* OBJECTIVE: Return each entry exactly, omitting nothing.

* SUPPLIED INFORMATION:
● ● ● ● ●
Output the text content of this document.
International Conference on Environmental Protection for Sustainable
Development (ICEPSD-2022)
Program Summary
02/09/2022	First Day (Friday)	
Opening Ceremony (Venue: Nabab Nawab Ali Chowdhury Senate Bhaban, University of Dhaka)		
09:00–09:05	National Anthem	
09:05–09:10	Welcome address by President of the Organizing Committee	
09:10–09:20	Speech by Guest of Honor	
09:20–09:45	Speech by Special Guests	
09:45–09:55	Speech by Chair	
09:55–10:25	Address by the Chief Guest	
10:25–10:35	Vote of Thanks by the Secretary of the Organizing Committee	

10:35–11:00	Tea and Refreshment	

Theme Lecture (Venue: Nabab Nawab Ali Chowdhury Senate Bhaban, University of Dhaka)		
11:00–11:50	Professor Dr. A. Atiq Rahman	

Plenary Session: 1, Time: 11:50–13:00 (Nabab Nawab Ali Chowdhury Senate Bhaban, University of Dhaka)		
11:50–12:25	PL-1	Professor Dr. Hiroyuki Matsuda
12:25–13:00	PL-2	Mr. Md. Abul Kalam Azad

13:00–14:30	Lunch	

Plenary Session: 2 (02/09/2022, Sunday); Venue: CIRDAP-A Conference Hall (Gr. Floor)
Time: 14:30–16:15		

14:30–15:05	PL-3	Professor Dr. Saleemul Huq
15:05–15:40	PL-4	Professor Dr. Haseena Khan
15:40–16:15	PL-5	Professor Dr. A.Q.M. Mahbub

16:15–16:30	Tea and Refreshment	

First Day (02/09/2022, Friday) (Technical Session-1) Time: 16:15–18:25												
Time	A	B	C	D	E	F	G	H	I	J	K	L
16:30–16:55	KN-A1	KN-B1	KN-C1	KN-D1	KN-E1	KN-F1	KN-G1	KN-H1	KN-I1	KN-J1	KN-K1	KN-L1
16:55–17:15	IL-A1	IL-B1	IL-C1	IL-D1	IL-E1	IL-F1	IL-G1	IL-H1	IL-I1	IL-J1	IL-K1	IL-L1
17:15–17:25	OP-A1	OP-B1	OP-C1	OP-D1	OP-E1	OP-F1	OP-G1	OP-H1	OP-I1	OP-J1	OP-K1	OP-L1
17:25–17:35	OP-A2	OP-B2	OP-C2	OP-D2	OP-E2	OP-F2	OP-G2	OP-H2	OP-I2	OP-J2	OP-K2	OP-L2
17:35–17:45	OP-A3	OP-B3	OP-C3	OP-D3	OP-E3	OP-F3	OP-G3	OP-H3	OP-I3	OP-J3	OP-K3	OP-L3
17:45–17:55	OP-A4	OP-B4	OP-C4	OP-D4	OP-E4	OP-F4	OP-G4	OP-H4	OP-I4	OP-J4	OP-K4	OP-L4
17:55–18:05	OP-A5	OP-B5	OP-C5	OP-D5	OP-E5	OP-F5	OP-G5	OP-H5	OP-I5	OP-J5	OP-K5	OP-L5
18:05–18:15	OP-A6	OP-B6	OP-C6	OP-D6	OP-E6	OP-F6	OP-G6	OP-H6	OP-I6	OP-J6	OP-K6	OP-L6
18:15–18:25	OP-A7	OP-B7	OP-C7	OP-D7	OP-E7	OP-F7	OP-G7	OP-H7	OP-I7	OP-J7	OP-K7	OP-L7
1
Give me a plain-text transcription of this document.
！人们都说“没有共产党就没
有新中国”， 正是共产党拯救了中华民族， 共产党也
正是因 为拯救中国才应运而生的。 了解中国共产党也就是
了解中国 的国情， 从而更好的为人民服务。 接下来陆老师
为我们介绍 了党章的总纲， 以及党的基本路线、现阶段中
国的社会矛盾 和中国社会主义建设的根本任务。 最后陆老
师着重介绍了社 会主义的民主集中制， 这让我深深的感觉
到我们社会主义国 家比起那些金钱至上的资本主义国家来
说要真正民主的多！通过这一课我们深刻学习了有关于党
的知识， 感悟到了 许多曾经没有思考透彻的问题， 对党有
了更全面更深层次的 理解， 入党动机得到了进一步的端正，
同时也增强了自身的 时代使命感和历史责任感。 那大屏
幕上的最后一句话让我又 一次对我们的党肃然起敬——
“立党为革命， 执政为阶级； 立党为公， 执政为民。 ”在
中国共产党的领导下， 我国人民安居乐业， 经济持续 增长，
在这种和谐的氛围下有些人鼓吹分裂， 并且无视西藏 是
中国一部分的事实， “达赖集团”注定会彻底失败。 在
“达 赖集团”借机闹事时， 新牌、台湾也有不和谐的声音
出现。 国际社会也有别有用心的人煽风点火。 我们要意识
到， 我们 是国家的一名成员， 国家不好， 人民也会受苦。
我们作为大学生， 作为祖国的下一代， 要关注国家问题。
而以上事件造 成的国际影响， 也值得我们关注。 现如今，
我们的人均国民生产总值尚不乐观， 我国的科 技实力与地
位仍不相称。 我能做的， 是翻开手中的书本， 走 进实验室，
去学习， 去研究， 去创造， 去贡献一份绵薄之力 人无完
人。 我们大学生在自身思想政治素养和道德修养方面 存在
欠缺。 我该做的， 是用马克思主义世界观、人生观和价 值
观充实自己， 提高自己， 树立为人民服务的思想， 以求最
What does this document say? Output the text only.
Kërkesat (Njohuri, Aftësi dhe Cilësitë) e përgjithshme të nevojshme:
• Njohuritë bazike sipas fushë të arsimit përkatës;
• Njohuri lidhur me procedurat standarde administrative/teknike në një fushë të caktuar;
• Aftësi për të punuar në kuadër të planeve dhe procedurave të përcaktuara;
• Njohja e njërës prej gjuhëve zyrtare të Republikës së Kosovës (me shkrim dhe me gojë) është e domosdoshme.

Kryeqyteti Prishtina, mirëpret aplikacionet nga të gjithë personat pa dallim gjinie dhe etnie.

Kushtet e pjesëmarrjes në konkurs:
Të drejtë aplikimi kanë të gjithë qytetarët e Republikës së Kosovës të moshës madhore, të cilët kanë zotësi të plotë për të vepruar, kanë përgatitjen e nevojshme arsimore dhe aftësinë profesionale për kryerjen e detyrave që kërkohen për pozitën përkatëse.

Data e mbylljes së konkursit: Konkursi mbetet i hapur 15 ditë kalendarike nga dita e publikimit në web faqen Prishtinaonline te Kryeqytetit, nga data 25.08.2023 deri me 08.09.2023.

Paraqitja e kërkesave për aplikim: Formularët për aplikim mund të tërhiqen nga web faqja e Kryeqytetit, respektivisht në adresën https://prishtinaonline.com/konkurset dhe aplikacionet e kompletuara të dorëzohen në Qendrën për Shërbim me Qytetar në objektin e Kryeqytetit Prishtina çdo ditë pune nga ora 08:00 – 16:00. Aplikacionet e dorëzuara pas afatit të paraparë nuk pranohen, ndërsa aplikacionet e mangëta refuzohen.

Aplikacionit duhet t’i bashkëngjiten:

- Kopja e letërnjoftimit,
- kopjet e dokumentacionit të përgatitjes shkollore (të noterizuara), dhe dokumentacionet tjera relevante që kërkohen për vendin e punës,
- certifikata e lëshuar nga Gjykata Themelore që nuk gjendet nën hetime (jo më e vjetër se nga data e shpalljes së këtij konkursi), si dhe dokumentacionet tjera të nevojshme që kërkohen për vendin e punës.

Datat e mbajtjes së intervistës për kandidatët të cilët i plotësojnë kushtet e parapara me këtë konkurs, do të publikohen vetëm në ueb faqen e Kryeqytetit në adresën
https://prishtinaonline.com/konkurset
● ● ● ● ●
* EXERCISE SOLUTION:
Output the text content of this document.
International Conference on Environmental Protection for Sustainable
Development (ICEPSD-2022)
Program Summary
02/09/2022	First Day (Friday)	
Opening Ceremony (Venue: Nabab Nawab Ali Chowdhury Senate Bhaban, University of Dhaka)		
09:00–09:05	National Anthem	
09:05–09:10	Welcome address by President of the Organizing Committee	
09:10–09:20	Speech by Guest of Honor	
09:20–09:45	Speech by Special Guests	
09:45–09:55	Speech by Chair	
09:55–10:25	Address by the Chief Guest	
10:25–10:35	Vote of Thanks by the Secretary of the Organizing Committee	

10:35–11:00	Tea and Refreshment	

Theme Lecture (Venue: Nabab Nawab Ali Chowdhury Senate Bhaban, University of Dhaka)		
11:00–11:50	Professor Dr. A. Atiq Rahman	

Plenary Session: 1, Time: 11:50–13:00 (Nabab Nawab Ali Chowdhury Senate Bhaban, University of Dhaka)		
11:50–12:25	PL-1	Professor Dr. Hiroyuki Matsuda
12:25–13:00	PL-2	Mr. Md. Abul Kalam Azad

13:00–14:30	Lunch	

Plenary Session: 2 (02/09/2022, Sunday); Venue: CIRDAP-A Conference Hall (Gr. Floor)
Time: 14:30–16:15		

14:30–15:05	PL-3	Professor Dr. Saleemul Huq
15:05–15:40	PL-4	Professor Dr. Haseena Khan
15:40–16:15	PL-5	Professor Dr. A.Q.M. Mahbub

16:15–16:30	Tea and Refreshment	

First Day (02/09/2022, Friday) (Technical Session-1) Time: 16:15–18:25												
Time	A	B	C	D	E	F	G	H	I	J	K	L
16:30–16:55	KN-A1	KN-B1	KN-C1	KN-D1	KN-E1	KN-F1	KN-G1	KN-H1	KN-I1	KN-J1	KN-K1	KN-L1
16:55–17:15	IL-A1	IL-B1	IL-C1	IL-D1	IL-E1	IL-F1	IL-G1	IL-H1	IL-I1	IL-J1	IL-K1	IL-L1
17:15–17:25	OP-A1	OP-B1	OP-C1	OP-D1	OP-E1	OP-F1	OP-G1	OP-H1	OP-I1	OP-J1	OP-K1	OP-L1
17:25–17:35	OP-A2	OP-B2	OP-C2	OP-D2	OP-E2	OP-F2	OP-G2	OP-H2	OP-I2	OP-J2	OP-K2	OP-L2
17:35–17:45	OP-A3	OP-B3	OP-C3	OP-D3	OP-E3	OP-F3	OP-G3	OP-H3	OP-I3	OP-J3	OP-K3	OP-L3
17:45–17:55	OP-A4	OP-B4	OP-C4	OP-D4	OP-E4	OP-F4	OP-G4	OP-H4	OP-I4	OP-J4	OP-K4	OP-L4
17:55–18:05	OP-A5	OP-B5	OP-C5	OP-D5	OP-E5	OP-F5	OP-G5	OP-H5	OP-I5	OP-J5	OP-K5	OP-L5
18:05–18:15	OP-A6	OP-B6	OP-C6	OP-D6	OP-E6	OP-F6	OP-G6	OP-H6	OP-I6	OP-J6	OP-K6	OP-L6
18:15–18:25	OP-A7	OP-B7	OP-C7	OP-D7	OP-E7	OP-F7	OP-G7	OP-H7	OP-I7	OP-J7	OP-K7	OP-L7
1
Give me a plain-text transcription of this document.
！人们都说“没有共产党就没
有新中国”， 正是共产党拯救了中华民族， 共产党也
正是因 为拯救中国才应运而生的。 了解中国共产党也就是
了解中国 的国情， 从而更好的为人民服务。 接下来陆老师
为我们介绍 了党章的总纲， 以及党的基本路线、现阶段中
国的社会矛盾 和中国社会主义建设的根本任务。 最后陆老
师着重介绍了社 会主义的民主集中制， 这让我深深的感觉
到我们社会主义国 家比起那些金钱至上的资本主义国家来
说要真正民主的多！通过这一课我们深刻学习了有关于党
的知识， 感悟到了 许多曾经没有思考透彻的问题， 对党有
了更全面更深层次的 理解， 入党动机得到了进一步的端正，
同时也增强了自身的 时代使命感和历史责任感。 那大屏
幕上的最后一句话让我又 一次对我们的党肃然起敬——
“立党为革命， 执政为阶级； 立党为公， 执政为民。 ”在
中国共产党的领导下， 我国人民安居乐业， 经济持续 增长，
在这种和谐的氛围下有些人鼓吹分裂， 并且无视西藏 是
中国一部分的事实， “达赖集团”注定会彻底失败。 在
“达 赖集团”借机闹事时， 新牌、台湾也有不和谐的声音
出现。 国际社会也有别有用心的人煽风点火。 我们要意识
到， 我们 是国家的一名成员， 国家不好， 人民也会受苦。
我们作为大学生， 作为祖国的下一代， 要关注国家问题。
而以上事件造 成的国际影响， 也值得我们关注。 现如今，
我们的人均国民生产总值尚不乐观， 我国的科 技实力与地
位仍不相称。 我能做的， 是翻开手中的书本， 走 进实验室，
去学习， 去研究， 去创造， 去贡献一份绵薄之力 人无完
人。 我们大学生在自身思想政治素养和道德修养方面 存在
欠缺。 我该做的， 是用马克思主义世界观、人生观和价 值
观充实自己， 提高自己， 树立为人民服务的思想， 以求最
What does this document say? Output the text only.
Kërkesat (Njohuri, Aftësi dhe Cilësitë) e përgjithshme të nevojshme:
• Njohuritë bazike sipas fushë të arsimit përkatës;
• Njohuri lidhur me procedurat standarde administrative/teknike në një fushë të caktuar;
• Aftësi për të punuar në kuadër të planeve dhe procedurave të përcaktuara;
• Njohja e njërës prej gjuhëve zyrtare të Republikës së Kosovës (me shkrim dhe me gojë) është e domosdoshme.

Kryeqyteti Prishtina, mirëpret aplikacionet nga të gjithë personat pa dallim gjinie dhe etnie.

Kushtet e pjesëmarrjes në konkurs:
Të drejtë aplikimi kanë të gjithë qytetarët e Republikës së Kosovës të moshës madhore, të cilët kanë zotësi të plotë për të vepruar, kanë përgatitjen e nevojshme arsimore dhe aftësinë profesionale për kryerjen e detyrave që kërkohen për pozitën përkatëse.

Data e mbylljes së konkursit: Konkursi mbetet i hapur 15 ditë kalendarike nga dita e publikimit në web faqen Prishtinaonline te Kryeqytetit, nga data 25.08.2023 deri me 08.09.2023.

Paraqitja e kërkesave për aplikim: Formularët për aplikim mund të tërhiqen nga web faqja e Kryeqytetit, respektivisht në adresën https://prishtinaonline.com/konkurset dhe aplikacionet e kompletuara të dorëzohen në Qendrën për Shërbim me Qytetar në objektin e Kryeqytetit Prishtina çdo ditë pune nga ora 08:00 – 16:00. Aplikacionet e dorëzuara pas afatit të paraparë nuk pranohen, ndërsa aplikacionet e mangëta refuzohen.

Aplikacionit duhet t’i bashkëngjiten:

- Kopja e letërnjoftimit,
- kopjet e dokumentacionit të përgatitjes shkollore (të noterizuara), dhe dokumentacionet tjera relevante që kërkohen për vendin e punës,
- certifikata e lëshuar nga Gjykata Themelore që nuk gjendet nën hetime (jo më e vjetër se nga data e shpalljes së këtij konkursi), si dhe dokumentacionet tjera të nevojshme që kërkohen për vendin e punës.

Datat e mbajtjes së intervistës për kandidatët të cilët i plotësojnë kushtet e parapara me këtë konkurs, do të publikohen vetëm në ueb faqen e Kryeqytetit në adresën
https://prishtinaonline.com/konkurset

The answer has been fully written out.